Exercise
Drop the images; return everything else in the listing below exactly.

Data in this exercise
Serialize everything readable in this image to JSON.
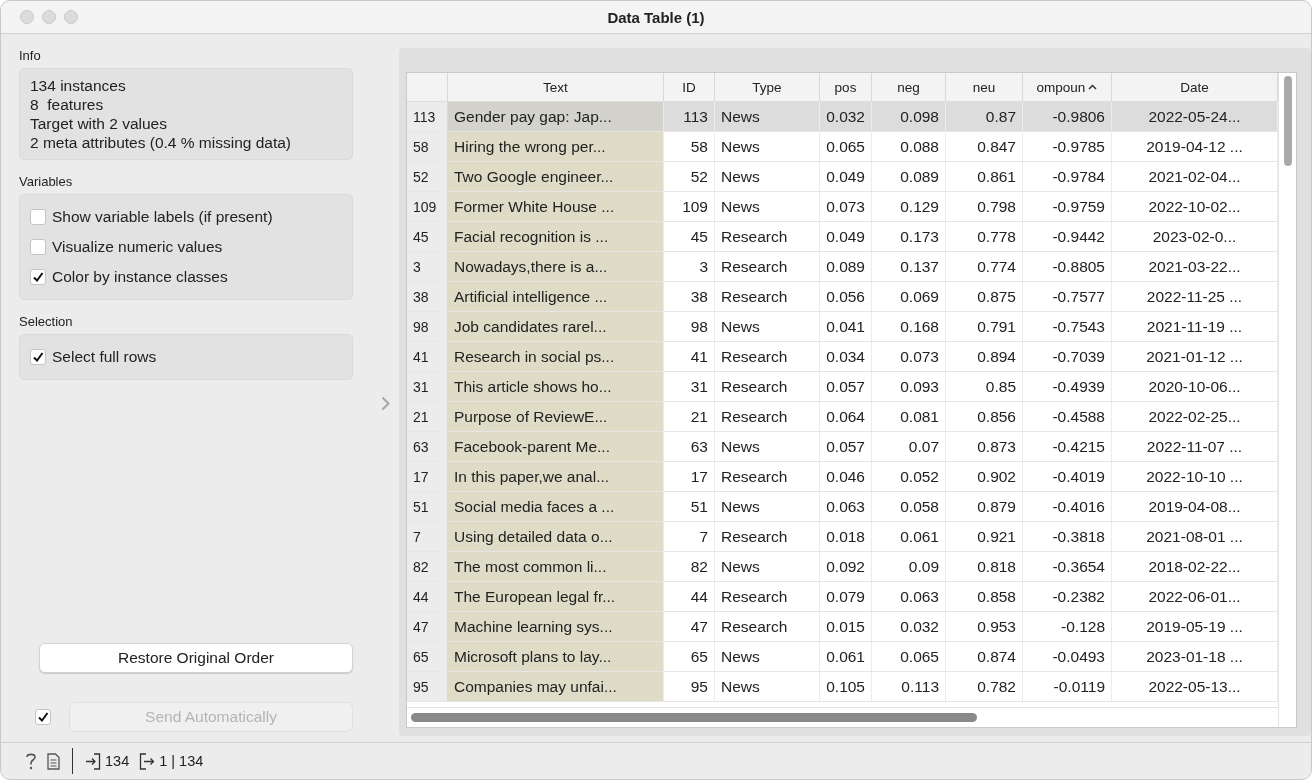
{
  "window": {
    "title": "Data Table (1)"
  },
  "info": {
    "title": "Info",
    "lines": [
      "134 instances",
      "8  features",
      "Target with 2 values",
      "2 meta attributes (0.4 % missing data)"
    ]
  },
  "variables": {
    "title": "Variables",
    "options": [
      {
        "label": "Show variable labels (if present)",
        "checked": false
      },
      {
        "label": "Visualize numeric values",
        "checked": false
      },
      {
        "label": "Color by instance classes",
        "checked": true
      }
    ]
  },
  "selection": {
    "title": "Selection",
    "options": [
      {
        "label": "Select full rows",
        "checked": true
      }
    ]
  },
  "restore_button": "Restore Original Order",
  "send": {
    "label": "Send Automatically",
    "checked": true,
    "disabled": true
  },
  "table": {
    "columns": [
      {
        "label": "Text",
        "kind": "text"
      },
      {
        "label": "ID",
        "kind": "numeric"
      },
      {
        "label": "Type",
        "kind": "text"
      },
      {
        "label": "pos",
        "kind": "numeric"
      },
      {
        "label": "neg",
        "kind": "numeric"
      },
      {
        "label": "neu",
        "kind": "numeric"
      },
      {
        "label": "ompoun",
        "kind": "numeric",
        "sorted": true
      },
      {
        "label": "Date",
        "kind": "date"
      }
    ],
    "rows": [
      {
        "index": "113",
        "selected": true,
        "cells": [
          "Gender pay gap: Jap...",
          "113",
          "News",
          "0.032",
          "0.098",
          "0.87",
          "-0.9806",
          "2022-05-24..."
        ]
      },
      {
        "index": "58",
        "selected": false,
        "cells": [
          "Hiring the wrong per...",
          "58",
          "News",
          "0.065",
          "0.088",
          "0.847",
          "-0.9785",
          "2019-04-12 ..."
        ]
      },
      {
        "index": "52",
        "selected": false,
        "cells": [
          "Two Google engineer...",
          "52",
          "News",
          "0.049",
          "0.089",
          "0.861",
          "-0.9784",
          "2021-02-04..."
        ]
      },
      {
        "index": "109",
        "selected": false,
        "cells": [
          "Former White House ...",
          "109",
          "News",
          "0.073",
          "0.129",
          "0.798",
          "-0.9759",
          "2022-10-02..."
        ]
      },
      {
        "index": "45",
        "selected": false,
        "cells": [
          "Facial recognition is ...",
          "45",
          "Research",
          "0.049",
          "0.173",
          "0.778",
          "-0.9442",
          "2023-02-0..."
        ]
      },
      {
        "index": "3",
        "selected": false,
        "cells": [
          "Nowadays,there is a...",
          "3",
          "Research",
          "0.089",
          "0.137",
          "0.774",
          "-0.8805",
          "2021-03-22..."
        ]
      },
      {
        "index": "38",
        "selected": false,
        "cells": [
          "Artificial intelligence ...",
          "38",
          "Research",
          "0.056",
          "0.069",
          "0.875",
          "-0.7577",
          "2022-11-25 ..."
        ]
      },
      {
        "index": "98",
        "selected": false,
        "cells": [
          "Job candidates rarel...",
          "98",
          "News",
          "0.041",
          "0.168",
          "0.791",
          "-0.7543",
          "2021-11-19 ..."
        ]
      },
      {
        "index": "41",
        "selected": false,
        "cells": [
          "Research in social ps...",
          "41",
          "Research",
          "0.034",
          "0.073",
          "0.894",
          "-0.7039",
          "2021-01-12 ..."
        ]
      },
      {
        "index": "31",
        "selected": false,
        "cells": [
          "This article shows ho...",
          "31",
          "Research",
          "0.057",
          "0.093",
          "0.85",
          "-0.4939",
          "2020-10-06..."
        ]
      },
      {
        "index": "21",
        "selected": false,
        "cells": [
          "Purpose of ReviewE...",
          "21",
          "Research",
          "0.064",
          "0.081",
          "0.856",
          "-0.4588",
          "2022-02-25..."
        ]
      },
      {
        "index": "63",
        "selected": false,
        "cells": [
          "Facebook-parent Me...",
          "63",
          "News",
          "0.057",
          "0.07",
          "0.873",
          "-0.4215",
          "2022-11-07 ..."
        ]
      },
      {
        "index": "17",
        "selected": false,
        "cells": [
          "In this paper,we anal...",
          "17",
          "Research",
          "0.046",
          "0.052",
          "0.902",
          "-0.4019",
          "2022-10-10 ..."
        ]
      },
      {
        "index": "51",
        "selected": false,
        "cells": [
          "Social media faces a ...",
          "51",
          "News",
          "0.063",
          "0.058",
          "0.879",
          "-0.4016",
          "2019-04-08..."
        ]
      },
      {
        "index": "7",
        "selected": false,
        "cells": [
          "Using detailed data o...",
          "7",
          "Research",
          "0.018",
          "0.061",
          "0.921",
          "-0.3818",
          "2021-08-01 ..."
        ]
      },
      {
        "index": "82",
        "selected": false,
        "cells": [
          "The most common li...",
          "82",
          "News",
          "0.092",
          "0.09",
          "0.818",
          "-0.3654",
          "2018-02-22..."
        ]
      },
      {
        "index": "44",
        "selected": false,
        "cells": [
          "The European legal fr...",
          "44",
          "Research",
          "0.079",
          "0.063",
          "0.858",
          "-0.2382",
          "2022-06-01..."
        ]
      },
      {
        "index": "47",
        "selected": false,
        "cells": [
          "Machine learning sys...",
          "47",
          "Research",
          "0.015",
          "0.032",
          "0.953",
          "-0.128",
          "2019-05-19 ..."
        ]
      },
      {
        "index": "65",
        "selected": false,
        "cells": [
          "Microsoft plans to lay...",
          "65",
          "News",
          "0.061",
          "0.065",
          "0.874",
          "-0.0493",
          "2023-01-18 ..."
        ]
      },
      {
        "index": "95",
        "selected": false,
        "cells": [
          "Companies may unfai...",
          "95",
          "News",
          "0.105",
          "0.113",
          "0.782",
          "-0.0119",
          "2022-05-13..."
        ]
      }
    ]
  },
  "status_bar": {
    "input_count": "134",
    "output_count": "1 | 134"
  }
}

Task response
Serialize everything readable in this image to JSON.
{
  "window": {
    "title": "Data Table (1)"
  },
  "info": {
    "title": "Info",
    "lines": [
      "134 instances",
      "8  features",
      "Target with 2 values",
      "2 meta attributes (0.4 % missing data)"
    ]
  },
  "variables": {
    "title": "Variables",
    "options": [
      {
        "label": "Show variable labels (if present)",
        "checked": false
      },
      {
        "label": "Visualize numeric values",
        "checked": false
      },
      {
        "label": "Color by instance classes",
        "checked": true
      }
    ]
  },
  "selection": {
    "title": "Selection",
    "options": [
      {
        "label": "Select full rows",
        "checked": true
      }
    ]
  },
  "restore_button": "Restore Original Order",
  "send": {
    "label": "Send Automatically",
    "checked": true,
    "disabled": true
  },
  "table": {
    "columns": [
      {
        "label": "Text",
        "kind": "text"
      },
      {
        "label": "ID",
        "kind": "numeric"
      },
      {
        "label": "Type",
        "kind": "text"
      },
      {
        "label": "pos",
        "kind": "numeric"
      },
      {
        "label": "neg",
        "kind": "numeric"
      },
      {
        "label": "neu",
        "kind": "numeric"
      },
      {
        "label": "ompoun",
        "kind": "numeric",
        "sorted": true
      },
      {
        "label": "Date",
        "kind": "date"
      }
    ],
    "rows": [
      {
        "index": "113",
        "selected": true,
        "cells": [
          "Gender pay gap: Jap...",
          "113",
          "News",
          "0.032",
          "0.098",
          "0.87",
          "-0.9806",
          "2022-05-24..."
        ]
      },
      {
        "index": "58",
        "selected": false,
        "cells": [
          "Hiring the wrong per...",
          "58",
          "News",
          "0.065",
          "0.088",
          "0.847",
          "-0.9785",
          "2019-04-12 ..."
        ]
      },
      {
        "index": "52",
        "selected": false,
        "cells": [
          "Two Google engineer...",
          "52",
          "News",
          "0.049",
          "0.089",
          "0.861",
          "-0.9784",
          "2021-02-04..."
        ]
      },
      {
        "index": "109",
        "selected": false,
        "cells": [
          "Former White House ...",
          "109",
          "News",
          "0.073",
          "0.129",
          "0.798",
          "-0.9759",
          "2022-10-02..."
        ]
      },
      {
        "index": "45",
        "selected": false,
        "cells": [
          "Facial recognition is ...",
          "45",
          "Research",
          "0.049",
          "0.173",
          "0.778",
          "-0.9442",
          "2023-02-0..."
        ]
      },
      {
        "index": "3",
        "selected": false,
        "cells": [
          "Nowadays,there is a...",
          "3",
          "Research",
          "0.089",
          "0.137",
          "0.774",
          "-0.8805",
          "2021-03-22..."
        ]
      },
      {
        "index": "38",
        "selected": false,
        "cells": [
          "Artificial intelligence ...",
          "38",
          "Research",
          "0.056",
          "0.069",
          "0.875",
          "-0.7577",
          "2022-11-25 ..."
        ]
      },
      {
        "index": "98",
        "selected": false,
        "cells": [
          "Job candidates rarel...",
          "98",
          "News",
          "0.041",
          "0.168",
          "0.791",
          "-0.7543",
          "2021-11-19 ..."
        ]
      },
      {
        "index": "41",
        "selected": false,
        "cells": [
          "Research in social ps...",
          "41",
          "Research",
          "0.034",
          "0.073",
          "0.894",
          "-0.7039",
          "2021-01-12 ..."
        ]
      },
      {
        "index": "31",
        "selected": false,
        "cells": [
          "This article shows ho...",
          "31",
          "Research",
          "0.057",
          "0.093",
          "0.85",
          "-0.4939",
          "2020-10-06..."
        ]
      },
      {
        "index": "21",
        "selected": false,
        "cells": [
          "Purpose of ReviewE...",
          "21",
          "Research",
          "0.064",
          "0.081",
          "0.856",
          "-0.4588",
          "2022-02-25..."
        ]
      },
      {
        "index": "63",
        "selected": false,
        "cells": [
          "Facebook-parent Me...",
          "63",
          "News",
          "0.057",
          "0.07",
          "0.873",
          "-0.4215",
          "2022-11-07 ..."
        ]
      },
      {
        "index": "17",
        "selected": false,
        "cells": [
          "In this paper,we anal...",
          "17",
          "Research",
          "0.046",
          "0.052",
          "0.902",
          "-0.4019",
          "2022-10-10 ..."
        ]
      },
      {
        "index": "51",
        "selected": false,
        "cells": [
          "Social media faces a ...",
          "51",
          "News",
          "0.063",
          "0.058",
          "0.879",
          "-0.4016",
          "2019-04-08..."
        ]
      },
      {
        "index": "7",
        "selected": false,
        "cells": [
          "Using detailed data o...",
          "7",
          "Research",
          "0.018",
          "0.061",
          "0.921",
          "-0.3818",
          "2021-08-01 ..."
        ]
      },
      {
        "index": "82",
        "selected": false,
        "cells": [
          "The most common li...",
          "82",
          "News",
          "0.092",
          "0.09",
          "0.818",
          "-0.3654",
          "2018-02-22..."
        ]
      },
      {
        "index": "44",
        "selected": false,
        "cells": [
          "The European legal fr...",
          "44",
          "Research",
          "0.079",
          "0.063",
          "0.858",
          "-0.2382",
          "2022-06-01..."
        ]
      },
      {
        "index": "47",
        "selected": false,
        "cells": [
          "Machine learning sys...",
          "47",
          "Research",
          "0.015",
          "0.032",
          "0.953",
          "-0.128",
          "2019-05-19 ..."
        ]
      },
      {
        "index": "65",
        "selected": false,
        "cells": [
          "Microsoft plans to lay...",
          "65",
          "News",
          "0.061",
          "0.065",
          "0.874",
          "-0.0493",
          "2023-01-18 ..."
        ]
      },
      {
        "index": "95",
        "selected": false,
        "cells": [
          "Companies may unfai...",
          "95",
          "News",
          "0.105",
          "0.113",
          "0.782",
          "-0.0119",
          "2022-05-13..."
        ]
      }
    ]
  },
  "status_bar": {
    "input_count": "134",
    "output_count": "1 | 134"
  }
}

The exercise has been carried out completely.